- [Directions for this task] Repeat verbatim each line from the line with "What data populates" to the end of the entries. Pictures do not belong in the copy.
────────────────
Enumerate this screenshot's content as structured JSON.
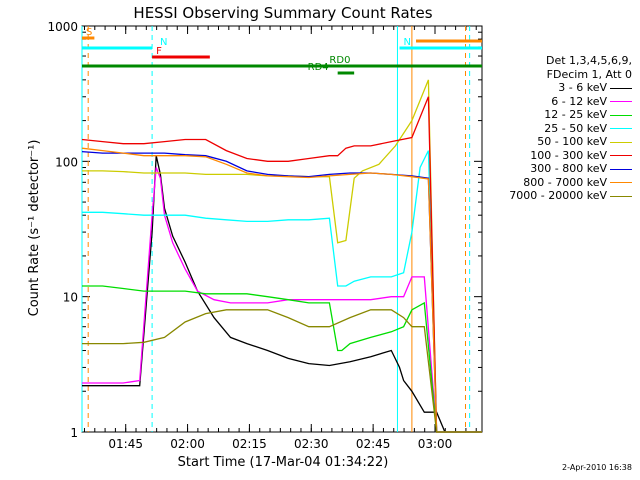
{
  "chart_data": {
    "type": "line",
    "title": "HESSI Observing Summary Count Rates",
    "xlabel": "Start Time (17-Mar-04 01:34:22)",
    "ylabel": "Count Rate (s⁻¹ detector⁻¹)",
    "ylog": true,
    "xlim_minutes": [
      0,
      97
    ],
    "ylim": [
      1,
      1000
    ],
    "x_tick_labels": [
      "01:45",
      "02:00",
      "02:15",
      "02:30",
      "02:45",
      "03:00"
    ],
    "x_tick_minutes": [
      10.6,
      25.6,
      40.6,
      55.6,
      70.6,
      85.6
    ],
    "y_tick_labels": [
      "1",
      "10",
      "100",
      "1000"
    ],
    "y_tick_values": [
      1,
      10,
      100,
      1000
    ],
    "legend": {
      "header_line1": "Det 1,3,4,5,6,9,",
      "header_line2": "FDecim 1, Att 0"
    },
    "series": [
      {
        "name": "3 - 6 keV",
        "color": "#000000",
        "x": [
          0,
          5,
          10,
          14,
          17,
          18,
          19,
          20,
          22,
          25,
          28,
          32,
          36,
          40,
          45,
          50,
          55,
          60,
          65,
          70,
          75,
          77,
          78,
          80,
          83,
          86,
          88,
          92,
          97
        ],
        "y": [
          2.2,
          2.2,
          2.2,
          2.2,
          30,
          110,
          80,
          45,
          28,
          18,
          11,
          7,
          5,
          4.5,
          4,
          3.5,
          3.2,
          3.1,
          3.3,
          3.6,
          4,
          3,
          2.4,
          2,
          1.4,
          1.4,
          1,
          1,
          1
        ]
      },
      {
        "name": "6 - 12 keV",
        "color": "#ff00ff",
        "x": [
          0,
          5,
          10,
          14,
          17,
          18,
          19,
          20,
          22,
          25,
          28,
          32,
          36,
          40,
          45,
          50,
          55,
          60,
          65,
          70,
          75,
          77,
          78,
          80,
          83,
          86,
          97
        ],
        "y": [
          2.3,
          2.3,
          2.3,
          2.4,
          40,
          90,
          75,
          40,
          25,
          16,
          11,
          9.5,
          9,
          9,
          9,
          9.5,
          9.5,
          9.5,
          9.5,
          9.5,
          10,
          10,
          10,
          14,
          14,
          1,
          1
        ]
      },
      {
        "name": "12 - 25 keV",
        "color": "#00dd00",
        "x": [
          0,
          5,
          10,
          15,
          20,
          25,
          30,
          35,
          40,
          45,
          50,
          55,
          60,
          62,
          63,
          65,
          70,
          75,
          78,
          80,
          83,
          86,
          97
        ],
        "y": [
          12,
          12,
          11.5,
          11,
          11,
          11,
          10.5,
          10.5,
          10.5,
          10,
          9.5,
          9,
          9,
          4,
          4,
          4.5,
          5,
          5.5,
          6,
          8,
          9,
          1,
          1
        ]
      },
      {
        "name": "25 - 50 keV",
        "color": "#00ffff",
        "x": [
          0,
          5,
          10,
          15,
          20,
          25,
          30,
          35,
          40,
          45,
          50,
          55,
          60,
          62,
          64,
          66,
          70,
          75,
          78,
          80,
          82,
          84,
          86,
          97
        ],
        "y": [
          42,
          42,
          41,
          40,
          40,
          40,
          38,
          37,
          36,
          36,
          37,
          37,
          38,
          12,
          12,
          13,
          14,
          14,
          15,
          30,
          90,
          120,
          1,
          1
        ]
      },
      {
        "name": "50 - 100 keV",
        "color": "#cccc00",
        "x": [
          0,
          5,
          10,
          15,
          20,
          25,
          30,
          35,
          40,
          45,
          50,
          55,
          60,
          62,
          64,
          66,
          68,
          72,
          76,
          80,
          84,
          86,
          97
        ],
        "y": [
          85,
          85,
          84,
          82,
          82,
          82,
          80,
          80,
          80,
          78,
          78,
          77,
          77,
          25,
          26,
          75,
          85,
          95,
          130,
          200,
          400,
          1,
          1
        ]
      },
      {
        "name": "100 - 300 keV",
        "color": "#ee0000",
        "x": [
          0,
          5,
          10,
          15,
          20,
          25,
          30,
          35,
          40,
          45,
          50,
          55,
          60,
          62,
          64,
          66,
          70,
          75,
          80,
          84,
          86,
          97
        ],
        "y": [
          145,
          140,
          135,
          135,
          140,
          145,
          145,
          120,
          105,
          100,
          100,
          105,
          110,
          110,
          125,
          130,
          130,
          140,
          150,
          300,
          1,
          1
        ]
      },
      {
        "name": "300 - 800 keV",
        "color": "#0000dd",
        "x": [
          0,
          5,
          10,
          15,
          20,
          25,
          30,
          35,
          40,
          45,
          50,
          55,
          60,
          65,
          70,
          75,
          80,
          84,
          86,
          97
        ],
        "y": [
          118,
          115,
          115,
          115,
          115,
          112,
          110,
          100,
          85,
          80,
          78,
          77,
          80,
          82,
          82,
          80,
          78,
          75,
          1,
          1
        ]
      },
      {
        "name": "800 - 7000 keV",
        "color": "#ff8800",
        "x": [
          0,
          5,
          10,
          15,
          20,
          25,
          30,
          35,
          40,
          45,
          50,
          55,
          60,
          65,
          70,
          75,
          80,
          84,
          86,
          97
        ],
        "y": [
          125,
          120,
          115,
          110,
          110,
          110,
          108,
          95,
          82,
          78,
          77,
          76,
          78,
          80,
          82,
          80,
          77,
          74,
          1,
          1
        ]
      },
      {
        "name": "7000 - 20000 keV",
        "color": "#888800",
        "x": [
          0,
          5,
          10,
          15,
          20,
          25,
          30,
          35,
          40,
          45,
          50,
          55,
          60,
          65,
          70,
          75,
          78,
          80,
          83,
          86,
          97
        ],
        "y": [
          4.5,
          4.5,
          4.5,
          4.6,
          5,
          6.5,
          7.5,
          8,
          8,
          8,
          7,
          6,
          6,
          7,
          8,
          8,
          7,
          6,
          6,
          1,
          1
        ]
      }
    ],
    "flags": [
      {
        "label": "S",
        "color": "#ff8800",
        "from": 0,
        "to": 3
      },
      {
        "label": "N",
        "color": "#00ffff",
        "from": 0,
        "to": 17
      },
      {
        "label": "N",
        "color": "#00ffff",
        "from": 77,
        "to": 97
      },
      {
        "label": "F",
        "color": "#ee0000",
        "from": 17,
        "to": 31
      },
      {
        "label": "RD4",
        "color": "#008800",
        "from": 62,
        "to": 66
      },
      {
        "label": "RD0",
        "color": "#008800",
        "from": 0,
        "to": 97
      },
      {
        "label": "",
        "color": "#ff8800",
        "from": 81,
        "to": 97
      }
    ],
    "vertical_lines": [
      {
        "color": "#00ffff",
        "x": 17,
        "style": "dashed"
      },
      {
        "color": "#ff8800",
        "x": 1.5,
        "style": "dashed"
      },
      {
        "color": "#00ffff",
        "x": 0,
        "style": "solid"
      },
      {
        "color": "#00ffff",
        "x": 76.5,
        "style": "solid"
      },
      {
        "color": "#ff8800",
        "x": 80,
        "style": "solid"
      },
      {
        "color": "#ff8800",
        "x": 93,
        "style": "dashed"
      },
      {
        "color": "#00ffff",
        "x": 94,
        "style": "dashed"
      }
    ]
  },
  "footer": {
    "timestamp": "2-Apr-2010 16:38"
  }
}
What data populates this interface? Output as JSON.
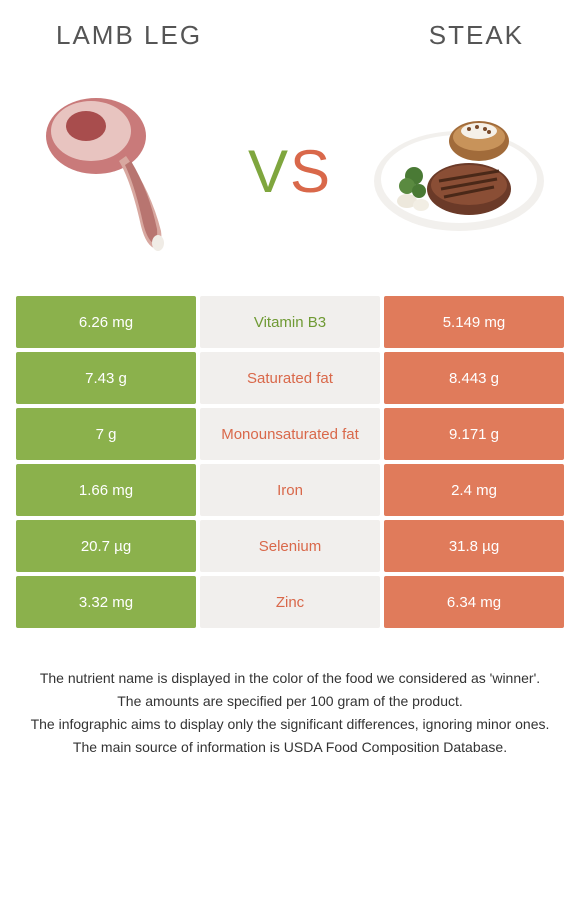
{
  "titles": {
    "left": "LAMB LEG",
    "right": "STEAK"
  },
  "vs": {
    "v": "V",
    "s": "S"
  },
  "colors": {
    "left_cell": "#8bb14c",
    "mid_cell": "#f1efed",
    "right_cell": "#e07b5b",
    "winner_left_text": "#6f9a34",
    "winner_right_text": "#d9684a",
    "background": "#ffffff"
  },
  "rows": [
    {
      "left": "6.26 mg",
      "label": "Vitamin B3",
      "right": "5.149 mg",
      "winner": "left"
    },
    {
      "left": "7.43 g",
      "label": "Saturated fat",
      "right": "8.443 g",
      "winner": "right"
    },
    {
      "left": "7 g",
      "label": "Monounsaturated fat",
      "right": "9.171 g",
      "winner": "right"
    },
    {
      "left": "1.66 mg",
      "label": "Iron",
      "right": "2.4 mg",
      "winner": "right"
    },
    {
      "left": "20.7 µg",
      "label": "Selenium",
      "right": "31.8 µg",
      "winner": "right"
    },
    {
      "left": "3.32 mg",
      "label": "Zinc",
      "right": "6.34 mg",
      "winner": "right"
    }
  ],
  "notes": [
    "The nutrient name is displayed in the color of the food we considered as 'winner'.",
    "The amounts are specified per 100 gram of the product.",
    "The infographic aims to display only the significant differences, ignoring minor ones.",
    "The main source of information is USDA Food Composition Database."
  ],
  "icons": {
    "left": "lamb-leg-icon",
    "right": "steak-plate-icon"
  }
}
────────────────
- [Output for this task]
What data populates this interface? Output as JSON.
{
  "titles": {
    "left": "LAMB LEG",
    "right": "STEAK"
  },
  "vs": {
    "v": "V",
    "s": "S"
  },
  "colors": {
    "left_cell": "#8bb14c",
    "mid_cell": "#f1efed",
    "right_cell": "#e07b5b",
    "winner_left_text": "#6f9a34",
    "winner_right_text": "#d9684a",
    "background": "#ffffff"
  },
  "rows": [
    {
      "left": "6.26 mg",
      "label": "Vitamin B3",
      "right": "5.149 mg",
      "winner": "left"
    },
    {
      "left": "7.43 g",
      "label": "Saturated fat",
      "right": "8.443 g",
      "winner": "right"
    },
    {
      "left": "7 g",
      "label": "Monounsaturated fat",
      "right": "9.171 g",
      "winner": "right"
    },
    {
      "left": "1.66 mg",
      "label": "Iron",
      "right": "2.4 mg",
      "winner": "right"
    },
    {
      "left": "20.7 µg",
      "label": "Selenium",
      "right": "31.8 µg",
      "winner": "right"
    },
    {
      "left": "3.32 mg",
      "label": "Zinc",
      "right": "6.34 mg",
      "winner": "right"
    }
  ],
  "notes": [
    "The nutrient name is displayed in the color of the food we considered as 'winner'.",
    "The amounts are specified per 100 gram of the product.",
    "The infographic aims to display only the significant differences, ignoring minor ones.",
    "The main source of information is USDA Food Composition Database."
  ],
  "icons": {
    "left": "lamb-leg-icon",
    "right": "steak-plate-icon"
  }
}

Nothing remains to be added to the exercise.